Repeat the material verbatim. Images are excluded from the copy.
START DATA FOR THIS EXERCISE
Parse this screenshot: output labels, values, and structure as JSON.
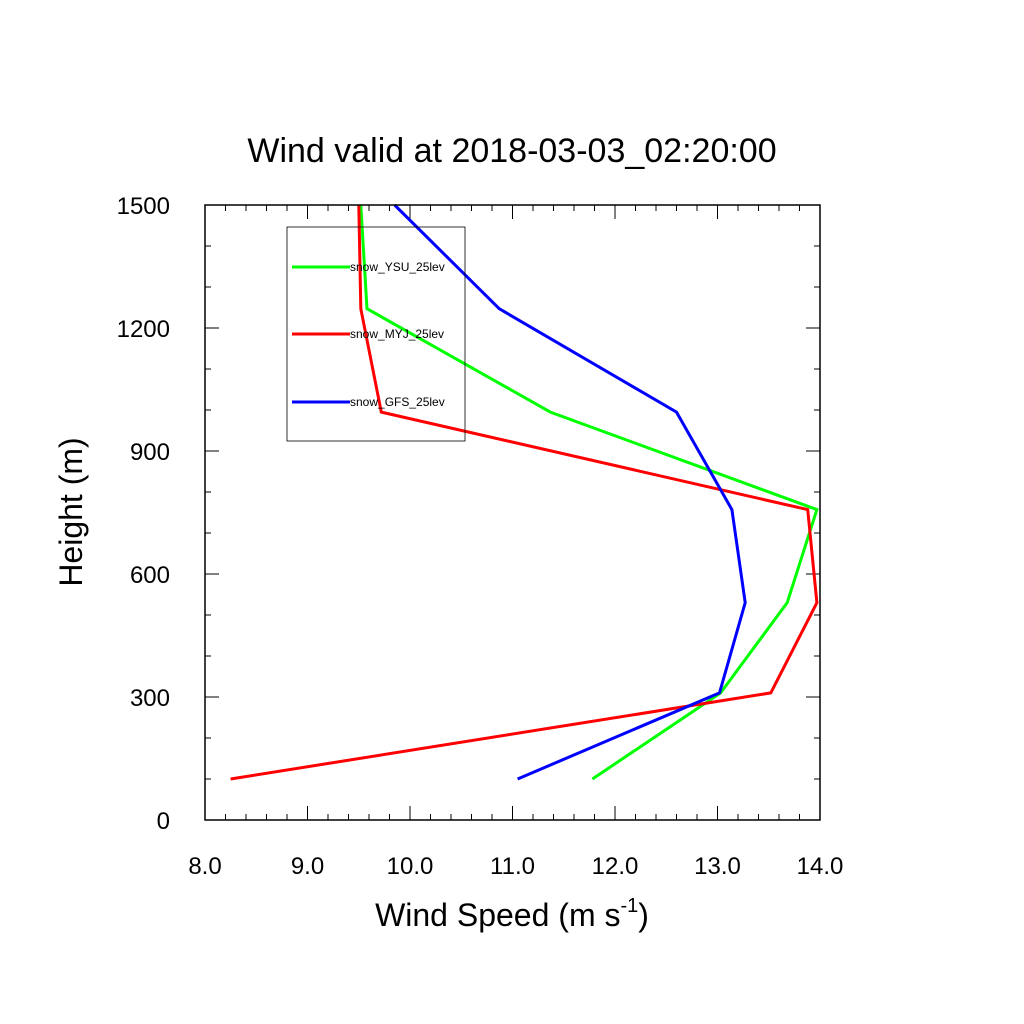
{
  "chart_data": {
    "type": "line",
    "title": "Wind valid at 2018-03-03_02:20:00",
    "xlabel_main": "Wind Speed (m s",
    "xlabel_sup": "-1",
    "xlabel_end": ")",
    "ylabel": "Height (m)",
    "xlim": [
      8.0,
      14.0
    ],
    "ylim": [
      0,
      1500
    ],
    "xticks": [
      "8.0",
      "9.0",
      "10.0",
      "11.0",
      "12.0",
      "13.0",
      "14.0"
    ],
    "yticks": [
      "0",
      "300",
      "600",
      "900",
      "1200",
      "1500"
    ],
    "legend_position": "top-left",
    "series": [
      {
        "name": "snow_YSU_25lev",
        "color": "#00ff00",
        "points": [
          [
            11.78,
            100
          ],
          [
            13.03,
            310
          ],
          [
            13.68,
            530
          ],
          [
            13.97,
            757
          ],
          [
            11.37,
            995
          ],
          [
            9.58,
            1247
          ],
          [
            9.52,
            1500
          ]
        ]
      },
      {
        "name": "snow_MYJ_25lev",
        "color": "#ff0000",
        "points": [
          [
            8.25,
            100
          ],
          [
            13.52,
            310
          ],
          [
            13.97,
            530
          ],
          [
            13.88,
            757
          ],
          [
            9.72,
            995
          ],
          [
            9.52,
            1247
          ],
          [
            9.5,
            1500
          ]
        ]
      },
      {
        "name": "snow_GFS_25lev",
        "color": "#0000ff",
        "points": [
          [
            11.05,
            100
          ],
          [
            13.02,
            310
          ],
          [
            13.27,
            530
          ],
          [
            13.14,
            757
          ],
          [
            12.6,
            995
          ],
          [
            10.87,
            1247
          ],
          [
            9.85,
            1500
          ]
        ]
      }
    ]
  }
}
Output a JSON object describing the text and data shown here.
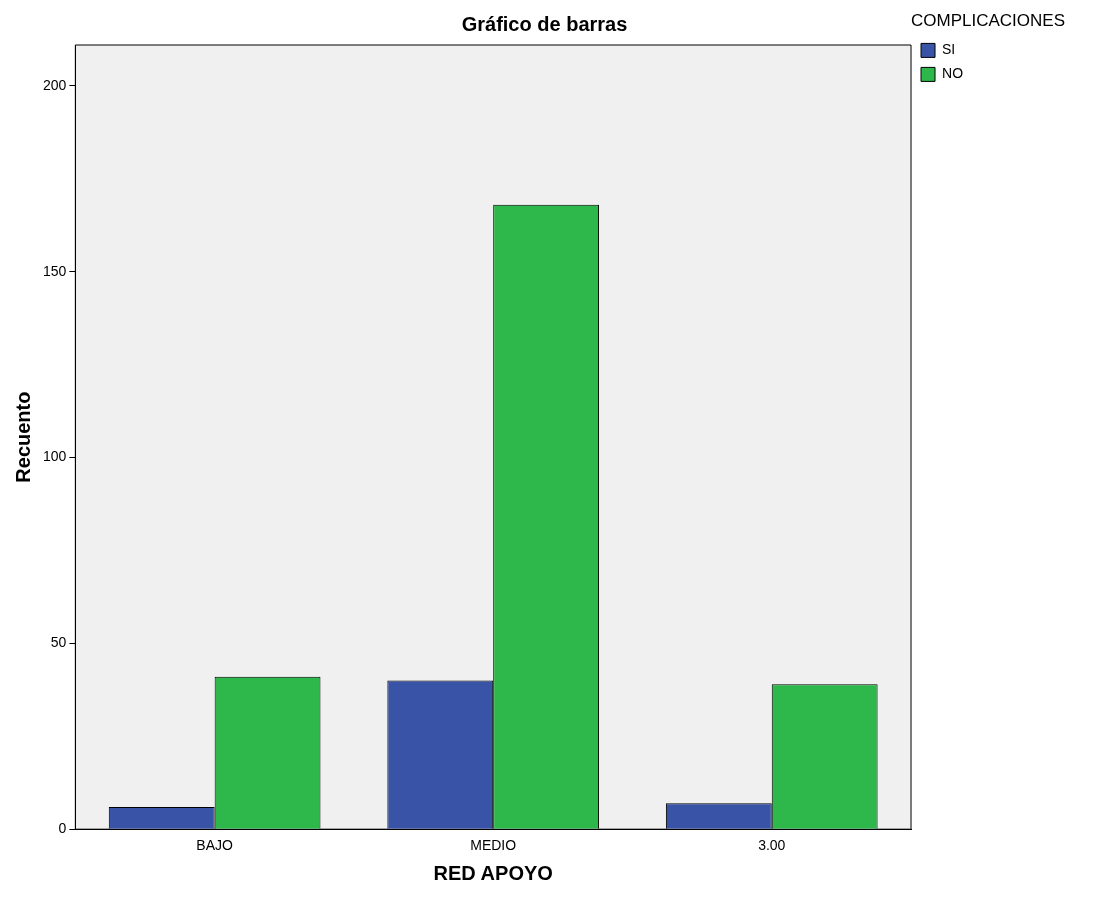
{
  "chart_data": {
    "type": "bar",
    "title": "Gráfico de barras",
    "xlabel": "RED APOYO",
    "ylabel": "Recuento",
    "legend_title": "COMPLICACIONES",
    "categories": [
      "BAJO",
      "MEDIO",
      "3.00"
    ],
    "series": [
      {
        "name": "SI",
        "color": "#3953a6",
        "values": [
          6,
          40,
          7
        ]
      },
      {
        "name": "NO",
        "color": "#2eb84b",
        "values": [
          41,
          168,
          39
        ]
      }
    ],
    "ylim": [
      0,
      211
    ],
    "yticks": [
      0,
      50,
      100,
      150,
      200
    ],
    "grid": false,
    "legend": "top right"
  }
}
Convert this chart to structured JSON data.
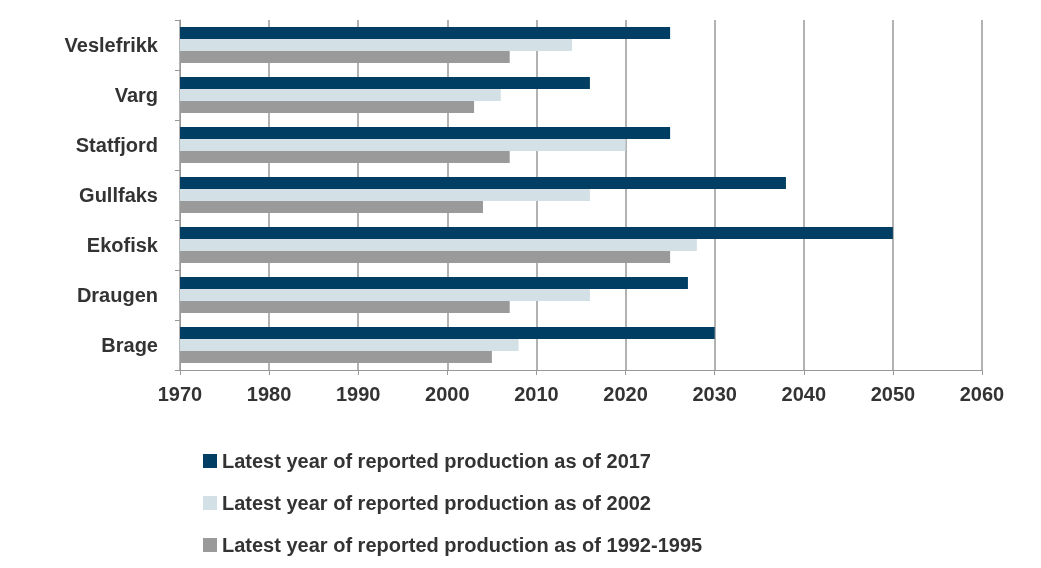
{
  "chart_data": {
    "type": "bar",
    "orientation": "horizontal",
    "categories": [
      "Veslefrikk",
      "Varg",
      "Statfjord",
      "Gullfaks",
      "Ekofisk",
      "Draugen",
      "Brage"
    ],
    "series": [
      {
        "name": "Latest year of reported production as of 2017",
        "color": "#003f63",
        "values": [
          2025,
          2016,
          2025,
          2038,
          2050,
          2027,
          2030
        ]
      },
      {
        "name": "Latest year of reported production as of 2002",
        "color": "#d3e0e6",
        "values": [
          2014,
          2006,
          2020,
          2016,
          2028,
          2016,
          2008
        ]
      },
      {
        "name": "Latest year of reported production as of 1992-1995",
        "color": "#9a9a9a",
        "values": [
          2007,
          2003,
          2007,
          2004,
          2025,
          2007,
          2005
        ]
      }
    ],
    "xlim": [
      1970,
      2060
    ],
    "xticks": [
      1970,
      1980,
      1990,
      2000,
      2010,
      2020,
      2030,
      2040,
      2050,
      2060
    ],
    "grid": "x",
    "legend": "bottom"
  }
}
END DATA FOR THIS EXERCISE
■ FULL SOLUTION ■
Parse this screenshot: output labels, values, and structure as JSON.
{
  "chart_data": {
    "type": "line",
    "title": "Wind valid at 2018-03-03_02:20:00",
    "xlabel_main": "Wind Speed (m s",
    "xlabel_sup": "-1",
    "xlabel_end": ")",
    "ylabel": "Height (m)",
    "xlim": [
      8.0,
      14.0
    ],
    "ylim": [
      0,
      1500
    ],
    "xticks": [
      "8.0",
      "9.0",
      "10.0",
      "11.0",
      "12.0",
      "13.0",
      "14.0"
    ],
    "yticks": [
      "0",
      "300",
      "600",
      "900",
      "1200",
      "1500"
    ],
    "legend_position": "top-left",
    "series": [
      {
        "name": "snow_YSU_25lev",
        "color": "#00ff00",
        "points": [
          [
            11.78,
            100
          ],
          [
            13.03,
            310
          ],
          [
            13.68,
            530
          ],
          [
            13.97,
            757
          ],
          [
            11.37,
            995
          ],
          [
            9.58,
            1247
          ],
          [
            9.52,
            1500
          ]
        ]
      },
      {
        "name": "snow_MYJ_25lev",
        "color": "#ff0000",
        "points": [
          [
            8.25,
            100
          ],
          [
            13.52,
            310
          ],
          [
            13.97,
            530
          ],
          [
            13.88,
            757
          ],
          [
            9.72,
            995
          ],
          [
            9.52,
            1247
          ],
          [
            9.5,
            1500
          ]
        ]
      },
      {
        "name": "snow_GFS_25lev",
        "color": "#0000ff",
        "points": [
          [
            11.05,
            100
          ],
          [
            13.02,
            310
          ],
          [
            13.27,
            530
          ],
          [
            13.14,
            757
          ],
          [
            12.6,
            995
          ],
          [
            10.87,
            1247
          ],
          [
            9.85,
            1500
          ]
        ]
      }
    ]
  }
}
Output a JSON object describing the text and data shown here.
{
  "chart_data": {
    "type": "bar",
    "title": "Gráfico de barras",
    "xlabel": "RED APOYO",
    "ylabel": "Recuento",
    "legend_title": "COMPLICACIONES",
    "categories": [
      "BAJO",
      "MEDIO",
      "3.00"
    ],
    "series": [
      {
        "name": "SI",
        "color": "#3953a6",
        "values": [
          6,
          40,
          7
        ]
      },
      {
        "name": "NO",
        "color": "#2eb84b",
        "values": [
          41,
          168,
          39
        ]
      }
    ],
    "ylim": [
      0,
      211
    ],
    "yticks": [
      0,
      50,
      100,
      150,
      200
    ],
    "grid": false,
    "legend": "top right"
  }
}
Convert this chart to structured JSON data.
{
  "chart_data": {
    "type": "bar",
    "orientation": "horizontal",
    "categories": [
      "Veslefrikk",
      "Varg",
      "Statfjord",
      "Gullfaks",
      "Ekofisk",
      "Draugen",
      "Brage"
    ],
    "series": [
      {
        "name": "Latest year of reported production as of 2017",
        "color": "#003f63",
        "values": [
          2025,
          2016,
          2025,
          2038,
          2050,
          2027,
          2030
        ]
      },
      {
        "name": "Latest year of reported production as of 2002",
        "color": "#d3e0e6",
        "values": [
          2014,
          2006,
          2020,
          2016,
          2028,
          2016,
          2008
        ]
      },
      {
        "name": "Latest year of reported production as of 1992-1995",
        "color": "#9a9a9a",
        "values": [
          2007,
          2003,
          2007,
          2004,
          2025,
          2007,
          2005
        ]
      }
    ],
    "xlim": [
      1970,
      2060
    ],
    "xticks": [
      1970,
      1980,
      1990,
      2000,
      2010,
      2020,
      2030,
      2040,
      2050,
      2060
    ],
    "grid": "x",
    "legend": "bottom"
  }
}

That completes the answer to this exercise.